### AIM
Please give these lines as a numbered list, leaving out any blank lines and any pictures.

[start of TASK DATA]

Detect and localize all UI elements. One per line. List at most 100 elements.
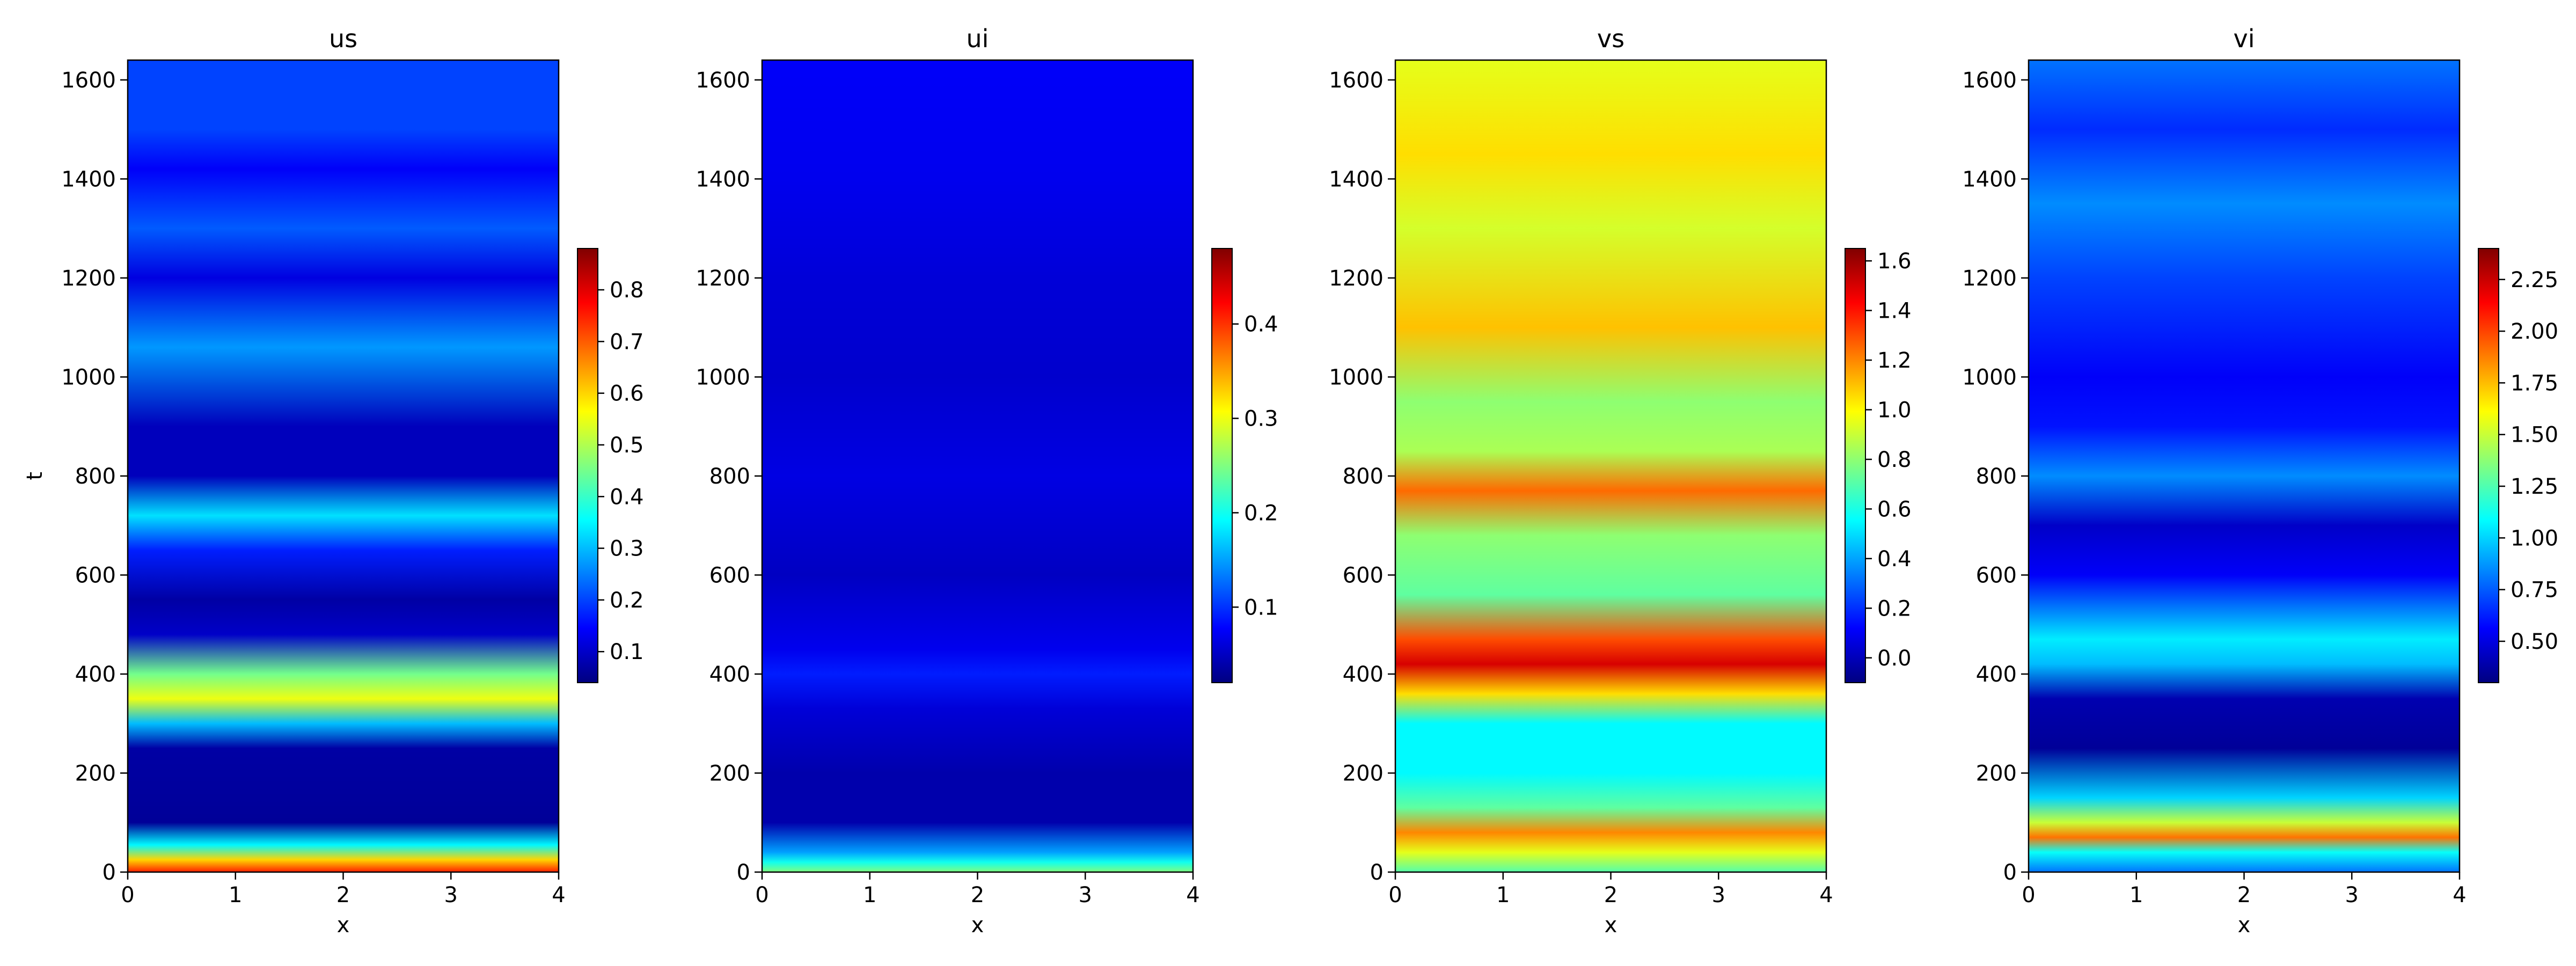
colorbar-tick-label: 0.4 [1244,312,1278,337]
y-tick-label: 1200 [61,266,116,291]
colorbar-tick-label: 2.00 [2511,319,2558,344]
y-axis-label: t [23,472,47,480]
colorbar-tick-label: 0.3 [610,537,644,561]
panel-title: vs [1597,24,1624,53]
colorbar-tick-label: 0.6 [610,382,644,406]
y-tick-label: 1200 [696,266,750,291]
colorbar-tick-label: 0.1 [610,640,644,664]
colorbar-frame [2478,248,2499,683]
colorbar-tick-label: 0.4 [610,485,644,509]
y-tick-label: 0 [2003,860,2017,885]
colorbar-tick-label: 2.25 [2511,268,2558,292]
y-tick-label: 1400 [1329,167,1384,192]
y-tick-label: 1000 [1329,365,1384,390]
y-tick-label: 200 [75,761,116,786]
x-tick-label: 4 [2453,883,2466,908]
y-tick-label: 1600 [696,68,750,93]
x-axis-label: x [971,913,984,938]
colorbar-fill [1212,248,1232,683]
heatmap-panel-vs: vs 0 1 2 3 4 0 200 400 600 800 1000 1200 1400 1600 x 0.0… [1329,24,1911,938]
colorbar-tick-label: 0.2 [1877,596,1912,621]
y-tick-label: 200 [1343,761,1384,786]
colorbar-tick-label: 0.8 [1877,448,1912,472]
colorbar-tick-label: 0.8 [610,278,644,303]
heatmap-panel-vi: vi 0 1 2 3 4 0 200 400 600 800 1000 1200 1400 1600 x 0.5… [1962,24,2558,938]
colorbar-tick-label: 1.0 [1877,398,1912,422]
x-tick-label: 3 [444,883,458,908]
y-tick-label: 1400 [61,167,116,192]
y-tick-label: 1600 [1329,68,1384,93]
colorbar-tick-label: 0.0 [1877,646,1912,671]
y-tick-label: 1600 [1962,68,2017,93]
y-tick-label: 0 [737,860,750,885]
y-tick-label: 600 [1343,563,1384,588]
x-tick-label: 1 [863,883,876,908]
colorbar-fill [577,248,598,683]
y-tick-label: 200 [709,761,750,786]
colorbar-tick-label: 0.2 [610,588,644,613]
y-tick-label: 1200 [1329,266,1384,291]
colorbar-frame [1845,248,1866,683]
x-tick-label: 3 [1712,883,1725,908]
y-tick-label: 0 [1370,860,1384,885]
y-tick-label: 600 [1976,563,2017,588]
colorbar-frame [577,248,598,683]
x-tick-label: 1 [229,883,242,908]
panel-title: us [329,24,357,53]
colorbar-tick-label: 1.4 [1877,299,1912,324]
colorbar-tick-label: 1.50 [2511,423,2558,448]
colorbar-tick-label: 0.3 [1244,407,1278,431]
colorbar-tick-label: 0.1 [1244,595,1278,620]
y-tick-label: 800 [709,464,750,489]
x-tick-label: 4 [552,883,565,908]
y-tick-label: 400 [1343,662,1384,687]
y-tick-label: 400 [75,662,116,687]
y-tick-label: 0 [103,860,116,885]
y-tick-label: 600 [709,563,750,588]
x-axis-label: x [1605,913,1618,938]
x-tick-label: 2 [971,883,984,908]
y-tick-label: 800 [75,464,116,489]
colorbar-frame [1211,248,1233,683]
x-tick-label: 2 [2237,883,2251,908]
y-tick-label: 1400 [1962,167,2017,192]
y-tick-label: 1200 [1962,266,2017,291]
y-tick-label: 1000 [1962,365,2017,390]
colorbar-tick-label: 1.6 [1877,249,1912,274]
x-axis-label: x [2238,913,2251,938]
x-tick-label: 3 [1079,883,1092,908]
y-tick-label: 800 [1976,464,2017,489]
x-tick-label: 0 [2022,883,2035,908]
colorbar-fill [2478,248,2499,683]
y-tick-label: 400 [709,662,750,687]
y-tick-label: 400 [1976,662,2017,687]
x-tick-label: 0 [755,883,769,908]
x-tick-label: 1 [1496,883,1510,908]
heatmap-field [762,60,1193,872]
y-tick-label: 1000 [696,365,750,390]
colorbar-tick-label: 0.6 [1877,497,1912,522]
x-tick-label: 4 [1186,883,1199,908]
heatmap-field [128,60,559,872]
x-tick-label: 1 [2129,883,2143,908]
x-tick-label: 0 [1388,883,1402,908]
y-tick-label: 1000 [61,365,116,390]
panel-title: ui [967,24,989,53]
panel-title: vi [2233,24,2255,53]
colorbar-tick-label: 0.2 [1244,501,1278,525]
x-tick-label: 2 [1604,883,1618,908]
x-tick-label: 2 [336,883,350,908]
y-tick-label: 1400 [696,167,750,192]
heatmap-panel-us: us 0 1 2 3 4 0 200 400 600 800 1000 1200 1400 1600 x t 0.… [23,24,644,938]
colorbar-tick-label: 0.7 [610,330,644,354]
y-tick-label: 800 [1343,464,1384,489]
x-tick-label: 4 [1819,883,1833,908]
colorbar-tick-label: 1.75 [2511,371,2558,396]
colorbar-tick-label: 0.5 [610,433,644,458]
heatmap-field [1395,60,1826,872]
colorbar-tick-label: 1.25 [2511,474,2558,499]
colorbar-fill [1845,248,1865,683]
colorbar-tick-label: 0.75 [2511,578,2558,603]
y-tick-label: 200 [1976,761,2017,786]
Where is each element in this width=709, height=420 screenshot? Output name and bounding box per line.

[end of TASK DATA]

### WRITTEN RESPONSE
1. Detect and localize all UI elements. One per line. List at most 100 elements.
2. colorbar-tick-label: 0.4 [1244,312,1278,337]
3. y-tick-label: 1200 [61,266,116,291]
4. colorbar-tick-label: 2.00 [2511,319,2558,344]
5. y-axis-label: t [23,472,47,480]
6. colorbar-tick-label: 0.3 [610,537,644,561]
7. panel-title: vs [1597,24,1624,53]
8. colorbar-tick-label: 0.6 [610,382,644,406]
9. y-tick-label: 1200 [696,266,750,291]
10. colorbar-tick-label: 0.1 [610,640,644,664]
11. colorbar-frame [2478,248,2499,683]
12. colorbar-tick-label: 0.4 [610,485,644,509]
13. y-tick-label: 0 [2003,860,2017,885]
14. colorbar-tick-label: 2.25 [2511,268,2558,292]
15. y-tick-label: 1400 [1329,167,1384,192]
16. y-tick-label: 1000 [1329,365,1384,390]
17. y-tick-label: 200 [75,761,116,786]
18. x-tick-label: 4 [2453,883,2466,908]
19. y-tick-label: 1600 [696,68,750,93]
20. x-axis-label: x [971,913,984,938]
21. colorbar-fill [1212,248,1232,683]
22. heatmap-panel-vs: vs 0 1 2 3 4 0 200 400 600 800 1000 1200 1400 1600 x 0.0… [1329,24,1911,938]
23. colorbar-tick-label: 0.2 [1877,596,1912,621]
24. y-tick-label: 200 [1343,761,1384,786]
25. colorbar-tick-label: 0.8 [1877,448,1912,472]
26. colorbar-tick-label: 0.8 [610,278,644,303]
27. heatmap-panel-vi: vi 0 1 2 3 4 0 200 400 600 800 1000 1200 1400 1600 x 0.5… [1962,24,2558,938]
28. colorbar-tick-label: 1.0 [1877,398,1912,422]
29. x-tick-label: 3 [444,883,458,908]
30. y-tick-label: 1400 [61,167,116,192]
31. y-tick-label: 1600 [1329,68,1384,93]
32. colorbar-tick-label: 0.0 [1877,646,1912,671]
33. y-tick-label: 1600 [1962,68,2017,93]
34. y-tick-label: 0 [737,860,750,885]
35. y-tick-label: 600 [1343,563,1384,588]
36. x-tick-label: 1 [863,883,876,908]
37. colorbar-fill [577,248,598,683]
38. y-tick-label: 200 [709,761,750,786]
39. colorbar-tick-label: 0.2 [610,588,644,613]
40. y-tick-label: 1200 [1329,266,1384,291]
41. colorbar-frame [1845,248,1866,683]
42. x-tick-label: 3 [1712,883,1725,908]
43. y-tick-label: 0 [1370,860,1384,885]
44. y-tick-label: 600 [1976,563,2017,588]
45. colorbar-frame [577,248,598,683]
46. x-tick-label: 1 [229,883,242,908]
47. panel-title: us [329,24,357,53]
48. colorbar-tick-label: 1.4 [1877,299,1912,324]
49. colorbar-tick-label: 1.50 [2511,423,2558,448]
50. colorbar-tick-label: 0.3 [1244,407,1278,431]
51. colorbar-tick-label: 0.1 [1244,595,1278,620]
52. y-tick-label: 800 [709,464,750,489]
53. x-tick-label: 4 [552,883,565,908]
54. y-tick-label: 400 [1343,662,1384,687]
55. y-tick-label: 400 [75,662,116,687]
56. y-tick-label: 0 [103,860,116,885]
57. y-tick-label: 600 [709,563,750,588]
58. x-axis-label: x [1605,913,1618,938]
59. x-tick-label: 2 [971,883,984,908]
60. y-tick-label: 800 [75,464,116,489]
61. colorbar-frame [1211,248,1233,683]
62. x-tick-label: 2 [2237,883,2251,908]
63. y-tick-label: 1400 [1962,167,2017,192]
64. y-tick-label: 1200 [1962,266,2017,291]
65. y-tick-label: 1000 [1962,365,2017,390]
66. colorbar-tick-label: 1.6 [1877,249,1912,274]
67. x-axis-label: x [2238,913,2251,938]
68. x-tick-label: 3 [1079,883,1092,908]
69. y-tick-label: 800 [1976,464,2017,489]
70. x-tick-label: 0 [2022,883,2035,908]
71. colorbar-fill [2478,248,2499,683]
72. y-tick-label: 400 [709,662,750,687]
73. y-tick-label: 400 [1976,662,2017,687]
74. x-tick-label: 0 [755,883,769,908]
75. x-tick-label: 1 [1496,883,1510,908]
76. heatmap-field [762,60,1193,872]
77. y-tick-label: 1000 [696,365,750,390]
78. colorbar-tick-label: 0.6 [1877,497,1912,522]
79. x-tick-label: 4 [1186,883,1199,908]
80. heatmap-field [128,60,559,872]
81. x-tick-label: 1 [2129,883,2143,908]
82. x-tick-label: 0 [1388,883,1402,908]
83. y-tick-label: 1000 [61,365,116,390]
84. panel-title: ui [967,24,989,53]
85. panel-title: vi [2233,24,2255,53]
86. colorbar-tick-label: 0.2 [1244,501,1278,525]
87. x-tick-label: 2 [1604,883,1618,908]
88. x-tick-label: 2 [336,883,350,908]
89. y-tick-label: 1400 [696,167,750,192]
90. heatmap-panel-us: us 0 1 2 3 4 0 200 400 600 800 1000 1200 1400 1600 x t 0.… [23,24,644,938]
91. colorbar-tick-label: 0.7 [610,330,644,354]
92. y-tick-label: 800 [1343,464,1384,489]
93. x-tick-label: 4 [1819,883,1833,908]
94. colorbar-tick-label: 1.75 [2511,371,2558,396]
95. colorbar-tick-label: 0.5 [610,433,644,458]
96. heatmap-field [1395,60,1826,872]
97. colorbar-tick-label: 1.25 [2511,474,2558,499]
98. colorbar-fill [1845,248,1865,683]
99. colorbar-tick-label: 0.75 [2511,578,2558,603]
100. y-tick-label: 200 [1976,761,2017,786]
101. Where is each element in this width=709, height=420 screenshot? Output name and bounding box per line.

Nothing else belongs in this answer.